• [What you need to do]:
Retype every entry exactly, character for character.
>> Begin
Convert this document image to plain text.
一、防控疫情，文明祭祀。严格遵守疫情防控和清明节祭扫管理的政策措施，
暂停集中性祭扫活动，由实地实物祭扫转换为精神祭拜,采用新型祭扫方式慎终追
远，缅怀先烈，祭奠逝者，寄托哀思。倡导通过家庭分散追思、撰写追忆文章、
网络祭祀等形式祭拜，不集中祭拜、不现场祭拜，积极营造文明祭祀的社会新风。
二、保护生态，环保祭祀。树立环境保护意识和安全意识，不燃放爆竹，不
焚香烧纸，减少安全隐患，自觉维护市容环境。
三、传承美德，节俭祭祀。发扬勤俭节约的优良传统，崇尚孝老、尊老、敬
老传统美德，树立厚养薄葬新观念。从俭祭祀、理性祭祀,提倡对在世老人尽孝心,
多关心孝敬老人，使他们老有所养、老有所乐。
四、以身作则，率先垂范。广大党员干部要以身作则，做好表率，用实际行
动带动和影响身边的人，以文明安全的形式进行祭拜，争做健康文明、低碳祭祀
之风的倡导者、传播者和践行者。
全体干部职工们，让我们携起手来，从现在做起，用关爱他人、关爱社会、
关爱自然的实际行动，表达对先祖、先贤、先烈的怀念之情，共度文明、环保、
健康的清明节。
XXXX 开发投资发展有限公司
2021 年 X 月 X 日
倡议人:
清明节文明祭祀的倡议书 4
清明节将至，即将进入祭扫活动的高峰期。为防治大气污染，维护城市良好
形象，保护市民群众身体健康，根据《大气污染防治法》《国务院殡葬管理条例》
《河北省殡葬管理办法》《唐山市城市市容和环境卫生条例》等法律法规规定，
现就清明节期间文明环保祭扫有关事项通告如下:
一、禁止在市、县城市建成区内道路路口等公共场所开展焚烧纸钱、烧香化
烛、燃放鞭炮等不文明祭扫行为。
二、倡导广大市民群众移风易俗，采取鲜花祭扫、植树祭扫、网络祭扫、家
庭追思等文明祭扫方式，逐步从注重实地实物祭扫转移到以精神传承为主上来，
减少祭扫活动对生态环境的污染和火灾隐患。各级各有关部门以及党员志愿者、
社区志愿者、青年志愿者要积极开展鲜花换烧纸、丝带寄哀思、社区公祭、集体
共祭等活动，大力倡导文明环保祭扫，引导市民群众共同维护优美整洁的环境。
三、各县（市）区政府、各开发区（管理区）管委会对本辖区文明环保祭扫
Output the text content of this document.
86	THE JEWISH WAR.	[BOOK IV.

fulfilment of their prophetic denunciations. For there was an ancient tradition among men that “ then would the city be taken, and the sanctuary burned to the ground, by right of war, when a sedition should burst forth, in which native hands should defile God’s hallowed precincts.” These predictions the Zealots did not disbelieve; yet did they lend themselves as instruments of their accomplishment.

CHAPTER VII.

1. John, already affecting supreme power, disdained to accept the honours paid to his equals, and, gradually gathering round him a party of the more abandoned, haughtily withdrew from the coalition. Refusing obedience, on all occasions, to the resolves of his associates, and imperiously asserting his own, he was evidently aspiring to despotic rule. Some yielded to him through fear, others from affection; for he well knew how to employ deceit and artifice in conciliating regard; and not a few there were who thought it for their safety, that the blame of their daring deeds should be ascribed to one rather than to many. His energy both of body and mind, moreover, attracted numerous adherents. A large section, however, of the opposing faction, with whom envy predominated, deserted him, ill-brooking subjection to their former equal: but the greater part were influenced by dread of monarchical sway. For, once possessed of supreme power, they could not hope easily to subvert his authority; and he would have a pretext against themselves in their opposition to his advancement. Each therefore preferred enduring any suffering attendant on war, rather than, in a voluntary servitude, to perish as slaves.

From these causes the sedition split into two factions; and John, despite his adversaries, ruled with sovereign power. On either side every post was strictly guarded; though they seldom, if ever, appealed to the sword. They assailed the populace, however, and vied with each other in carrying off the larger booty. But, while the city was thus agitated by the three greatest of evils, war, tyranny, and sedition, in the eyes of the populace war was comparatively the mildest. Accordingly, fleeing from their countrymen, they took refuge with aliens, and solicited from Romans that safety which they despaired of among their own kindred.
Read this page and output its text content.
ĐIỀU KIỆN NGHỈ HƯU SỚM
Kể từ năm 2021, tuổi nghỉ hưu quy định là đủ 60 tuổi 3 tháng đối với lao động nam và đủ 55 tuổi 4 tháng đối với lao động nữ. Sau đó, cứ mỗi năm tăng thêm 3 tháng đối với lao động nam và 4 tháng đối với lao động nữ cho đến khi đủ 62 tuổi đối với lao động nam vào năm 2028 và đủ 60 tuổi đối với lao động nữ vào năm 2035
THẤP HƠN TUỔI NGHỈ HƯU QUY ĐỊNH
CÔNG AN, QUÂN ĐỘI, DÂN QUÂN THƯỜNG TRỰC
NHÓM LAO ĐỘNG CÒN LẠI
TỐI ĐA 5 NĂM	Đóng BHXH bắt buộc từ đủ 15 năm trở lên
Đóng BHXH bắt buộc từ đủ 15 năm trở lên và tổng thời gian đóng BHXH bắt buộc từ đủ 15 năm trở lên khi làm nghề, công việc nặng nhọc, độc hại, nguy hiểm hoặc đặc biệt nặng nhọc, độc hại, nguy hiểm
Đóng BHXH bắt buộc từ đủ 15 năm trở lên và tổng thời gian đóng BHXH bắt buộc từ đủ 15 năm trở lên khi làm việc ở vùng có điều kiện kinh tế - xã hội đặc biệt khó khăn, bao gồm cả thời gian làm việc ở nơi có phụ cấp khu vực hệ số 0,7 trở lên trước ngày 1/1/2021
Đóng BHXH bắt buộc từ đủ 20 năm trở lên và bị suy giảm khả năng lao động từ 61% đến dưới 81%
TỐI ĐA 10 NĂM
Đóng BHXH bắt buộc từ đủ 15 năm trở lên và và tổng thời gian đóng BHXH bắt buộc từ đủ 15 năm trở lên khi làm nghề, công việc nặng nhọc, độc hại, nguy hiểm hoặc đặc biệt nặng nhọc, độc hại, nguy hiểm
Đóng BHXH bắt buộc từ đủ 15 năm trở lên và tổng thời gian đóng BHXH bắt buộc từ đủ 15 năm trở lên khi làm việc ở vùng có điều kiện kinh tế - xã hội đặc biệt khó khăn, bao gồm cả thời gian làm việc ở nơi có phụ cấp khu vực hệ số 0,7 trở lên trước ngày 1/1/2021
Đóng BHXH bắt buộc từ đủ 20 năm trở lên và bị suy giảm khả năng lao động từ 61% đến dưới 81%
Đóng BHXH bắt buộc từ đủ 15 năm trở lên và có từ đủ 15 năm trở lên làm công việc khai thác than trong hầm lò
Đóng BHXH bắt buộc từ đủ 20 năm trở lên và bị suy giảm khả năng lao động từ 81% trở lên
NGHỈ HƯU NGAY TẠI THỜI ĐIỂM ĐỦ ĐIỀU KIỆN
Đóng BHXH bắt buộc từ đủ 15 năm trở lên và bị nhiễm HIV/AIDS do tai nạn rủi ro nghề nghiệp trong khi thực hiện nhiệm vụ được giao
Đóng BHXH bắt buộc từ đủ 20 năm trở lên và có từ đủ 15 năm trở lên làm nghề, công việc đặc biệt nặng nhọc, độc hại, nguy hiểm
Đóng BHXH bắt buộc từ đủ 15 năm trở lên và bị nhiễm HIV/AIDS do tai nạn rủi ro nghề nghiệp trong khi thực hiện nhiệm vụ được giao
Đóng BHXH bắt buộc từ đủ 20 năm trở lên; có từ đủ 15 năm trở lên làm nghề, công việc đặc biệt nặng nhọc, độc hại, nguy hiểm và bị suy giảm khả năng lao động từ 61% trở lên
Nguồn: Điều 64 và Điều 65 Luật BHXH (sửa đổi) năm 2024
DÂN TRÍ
>> End
• [Written solution]:
Convert this document image to plain text.
一、防控疫情，文明祭祀。严格遵守疫情防控和清明节祭扫管理的政策措施，
暂停集中性祭扫活动，由实地实物祭扫转换为精神祭拜,采用新型祭扫方式慎终追
远，缅怀先烈，祭奠逝者，寄托哀思。倡导通过家庭分散追思、撰写追忆文章、
网络祭祀等形式祭拜，不集中祭拜、不现场祭拜，积极营造文明祭祀的社会新风。
二、保护生态，环保祭祀。树立环境保护意识和安全意识，不燃放爆竹，不
焚香烧纸，减少安全隐患，自觉维护市容环境。
三、传承美德，节俭祭祀。发扬勤俭节约的优良传统，崇尚孝老、尊老、敬
老传统美德，树立厚养薄葬新观念。从俭祭祀、理性祭祀,提倡对在世老人尽孝心,
多关心孝敬老人，使他们老有所养、老有所乐。
四、以身作则，率先垂范。广大党员干部要以身作则，做好表率，用实际行
动带动和影响身边的人，以文明安全的形式进行祭拜，争做健康文明、低碳祭祀
之风的倡导者、传播者和践行者。
全体干部职工们，让我们携起手来，从现在做起，用关爱他人、关爱社会、
关爱自然的实际行动，表达对先祖、先贤、先烈的怀念之情，共度文明、环保、
健康的清明节。
XXXX 开发投资发展有限公司
2021 年 X 月 X 日
倡议人:
清明节文明祭祀的倡议书 4
清明节将至，即将进入祭扫活动的高峰期。为防治大气污染，维护城市良好
形象，保护市民群众身体健康，根据《大气污染防治法》《国务院殡葬管理条例》
《河北省殡葬管理办法》《唐山市城市市容和环境卫生条例》等法律法规规定，
现就清明节期间文明环保祭扫有关事项通告如下:
一、禁止在市、县城市建成区内道路路口等公共场所开展焚烧纸钱、烧香化
烛、燃放鞭炮等不文明祭扫行为。
二、倡导广大市民群众移风易俗，采取鲜花祭扫、植树祭扫、网络祭扫、家
庭追思等文明祭扫方式，逐步从注重实地实物祭扫转移到以精神传承为主上来，
减少祭扫活动对生态环境的污染和火灾隐患。各级各有关部门以及党员志愿者、
社区志愿者、青年志愿者要积极开展鲜花换烧纸、丝带寄哀思、社区公祭、集体
共祭等活动，大力倡导文明环保祭扫，引导市民群众共同维护优美整洁的环境。
三、各县（市）区政府、各开发区（管理区）管委会对本辖区文明环保祭扫
Output the text content of this document.
86	THE JEWISH WAR.	[BOOK IV.

fulfilment of their prophetic denunciations. For there was an ancient tradition among men that “ then would the city be taken, and the sanctuary burned to the ground, by right of war, when a sedition should burst forth, in which native hands should defile God’s hallowed precincts.” These predictions the Zealots did not disbelieve; yet did they lend themselves as instruments of their accomplishment.

CHAPTER VII.

1. John, already affecting supreme power, disdained to accept the honours paid to his equals, and, gradually gathering round him a party of the more abandoned, haughtily withdrew from the coalition. Refusing obedience, on all occasions, to the resolves of his associates, and imperiously asserting his own, he was evidently aspiring to despotic rule. Some yielded to him through fear, others from affection; for he well knew how to employ deceit and artifice in conciliating regard; and not a few there were who thought it for their safety, that the blame of their daring deeds should be ascribed to one rather than to many. His energy both of body and mind, moreover, attracted numerous adherents. A large section, however, of the opposing faction, with whom envy predominated, deserted him, ill-brooking subjection to their former equal: but the greater part were influenced by dread of monarchical sway. For, once possessed of supreme power, they could not hope easily to subvert his authority; and he would have a pretext against themselves in their opposition to his advancement. Each therefore preferred enduring any suffering attendant on war, rather than, in a voluntary servitude, to perish as slaves.

From these causes the sedition split into two factions; and John, despite his adversaries, ruled with sovereign power. On either side every post was strictly guarded; though they seldom, if ever, appealed to the sword. They assailed the populace, however, and vied with each other in carrying off the larger booty. But, while the city was thus agitated by the three greatest of evils, war, tyranny, and sedition, in the eyes of the populace war was comparatively the mildest. Accordingly, fleeing from their countrymen, they took refuge with aliens, and solicited from Romans that safety which they despaired of among their own kindred.
Read this page and output its text content.
ĐIỀU KIỆN NGHỈ HƯU SỚM
Kể từ năm 2021, tuổi nghỉ hưu quy định là đủ 60 tuổi 3 tháng đối với lao động nam và đủ 55 tuổi 4 tháng đối với lao động nữ. Sau đó, cứ mỗi năm tăng thêm 3 tháng đối với lao động nam và 4 tháng đối với lao động nữ cho đến khi đủ 62 tuổi đối với lao động nam vào năm 2028 và đủ 60 tuổi đối với lao động nữ vào năm 2035
THẤP HƠN TUỔI NGHỈ HƯU QUY ĐỊNH
CÔNG AN, QUÂN ĐỘI, DÂN QUÂN THƯỜNG TRỰC
NHÓM LAO ĐỘNG CÒN LẠI
TỐI ĐA 5 NĂM	Đóng BHXH bắt buộc từ đủ 15 năm trở lên
Đóng BHXH bắt buộc từ đủ 15 năm trở lên và tổng thời gian đóng BHXH bắt buộc từ đủ 15 năm trở lên khi làm nghề, công việc nặng nhọc, độc hại, nguy hiểm hoặc đặc biệt nặng nhọc, độc hại, nguy hiểm
Đóng BHXH bắt buộc từ đủ 15 năm trở lên và tổng thời gian đóng BHXH bắt buộc từ đủ 15 năm trở lên khi làm việc ở vùng có điều kiện kinh tế - xã hội đặc biệt khó khăn, bao gồm cả thời gian làm việc ở nơi có phụ cấp khu vực hệ số 0,7 trở lên trước ngày 1/1/2021
Đóng BHXH bắt buộc từ đủ 20 năm trở lên và bị suy giảm khả năng lao động từ 61% đến dưới 81%
TỐI ĐA 10 NĂM
Đóng BHXH bắt buộc từ đủ 15 năm trở lên và và tổng thời gian đóng BHXH bắt buộc từ đủ 15 năm trở lên khi làm nghề, công việc nặng nhọc, độc hại, nguy hiểm hoặc đặc biệt nặng nhọc, độc hại, nguy hiểm
Đóng BHXH bắt buộc từ đủ 15 năm trở lên và tổng thời gian đóng BHXH bắt buộc từ đủ 15 năm trở lên khi làm việc ở vùng có điều kiện kinh tế - xã hội đặc biệt khó khăn, bao gồm cả thời gian làm việc ở nơi có phụ cấp khu vực hệ số 0,7 trở lên trước ngày 1/1/2021
Đóng BHXH bắt buộc từ đủ 20 năm trở lên và bị suy giảm khả năng lao động từ 61% đến dưới 81%
Đóng BHXH bắt buộc từ đủ 15 năm trở lên và có từ đủ 15 năm trở lên làm công việc khai thác than trong hầm lò
Đóng BHXH bắt buộc từ đủ 20 năm trở lên và bị suy giảm khả năng lao động từ 81% trở lên
NGHỈ HƯU NGAY TẠI THỜI ĐIỂM ĐỦ ĐIỀU KIỆN
Đóng BHXH bắt buộc từ đủ 15 năm trở lên và bị nhiễm HIV/AIDS do tai nạn rủi ro nghề nghiệp trong khi thực hiện nhiệm vụ được giao
Đóng BHXH bắt buộc từ đủ 20 năm trở lên và có từ đủ 15 năm trở lên làm nghề, công việc đặc biệt nặng nhọc, độc hại, nguy hiểm
Đóng BHXH bắt buộc từ đủ 15 năm trở lên và bị nhiễm HIV/AIDS do tai nạn rủi ro nghề nghiệp trong khi thực hiện nhiệm vụ được giao
Đóng BHXH bắt buộc từ đủ 20 năm trở lên; có từ đủ 15 năm trở lên làm nghề, công việc đặc biệt nặng nhọc, độc hại, nguy hiểm và bị suy giảm khả năng lao động từ 61% trở lên
Nguồn: Điều 64 và Điều 65 Luật BHXH (sửa đổi) năm 2024
DÂN TRÍ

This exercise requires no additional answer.